** start of Data in this exercise **
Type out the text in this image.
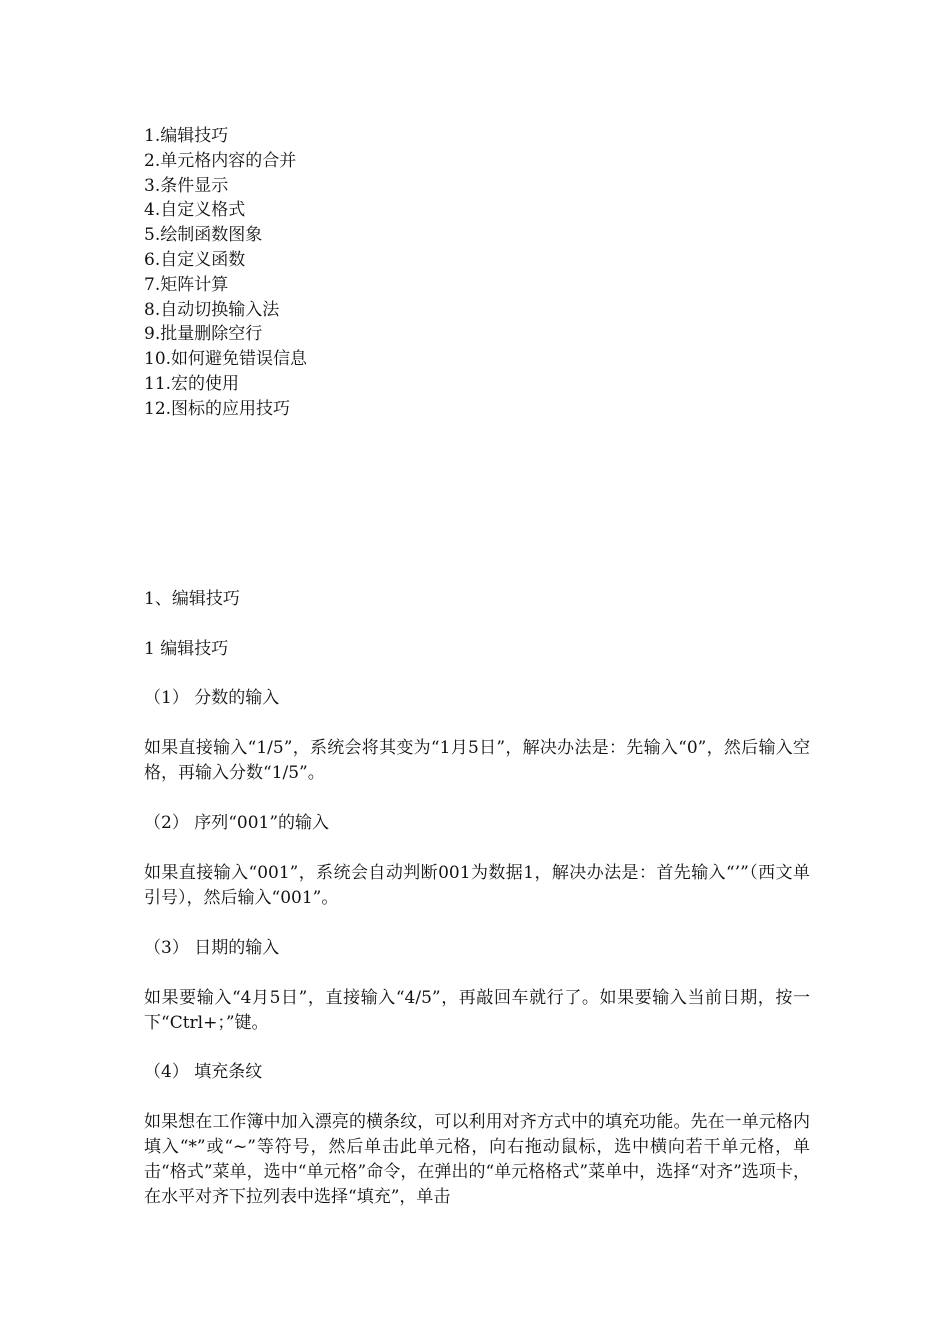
1.编辑技巧
2.单元格内容的合并
3.条件显示
4.自定义格式
5.绘制函数图象
6.自定义函数
7.矩阵计算
8.自动切换输入法
9.批量删除空行
10.如何避免错误信息
11.宏的使用
12.图标的应用技巧

1、编辑技巧

1 编辑技巧

（1） 分数的输入

如果直接输入“1/5”，系统会将其变为“1月5日”，解决办法是：先输入“0”，然后输入空格，再输入分数“1/5”。

（2） 序列“001”的输入

如果直接输入“001”，系统会自动判断001为数据1，解决办法是：首先输入“’”（西文单引号），然后输入“001”。

（3） 日期的输入

如果要输入“4月5日”，直接输入“4/5”，再敲回车就行了。如果要输入当前日期，按一下“Ctrl+；”键。

（4） 填充条纹

如果想在工作簿中加入漂亮的横条纹，可以利用对齐方式中的填充功能。先在一单元格内填入“*”或“~”等符号，然后单击此单元格，向右拖动鼠标，选中横向若干单元格，单击“格式”菜单，选中“单元格”命令，在弹出的“单元格格式”菜单中，选择“对齐”选项卡，在水平对齐下拉列表中选择“填充”，单击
** end of Data in this exercise **
Your objective
Write out the records above once more, word for word, with no pictures.

Result for this task
Type out the text in this image.
1.编辑技巧
2.单元格内容的合并
3.条件显示
4.自定义格式
5.绘制函数图象
6.自定义函数
7.矩阵计算
8.自动切换输入法
9.批量删除空行
10.如何避免错误信息
11.宏的使用
12.图标的应用技巧

1、编辑技巧

1 编辑技巧

（1） 分数的输入

如果直接输入“1/5”，系统会将其变为“1月5日”，解决办法是：先输入“0”，然后输入空格，再输入分数“1/5”。

（2） 序列“001”的输入

如果直接输入“001”，系统会自动判断001为数据1，解决办法是：首先输入“’”（西文单引号），然后输入“001”。

（3） 日期的输入

如果要输入“4月5日”，直接输入“4/5”，再敲回车就行了。如果要输入当前日期，按一下“Ctrl+；”键。

（4） 填充条纹

如果想在工作簿中加入漂亮的横条纹，可以利用对齐方式中的填充功能。先在一单元格内填入“*”或“~”等符号，然后单击此单元格，向右拖动鼠标，选中横向若干单元格，单击“格式”菜单，选中“单元格”命令，在弹出的“单元格格式”菜单中，选择“对齐”选项卡，在水平对齐下拉列表中选择“填充”，单击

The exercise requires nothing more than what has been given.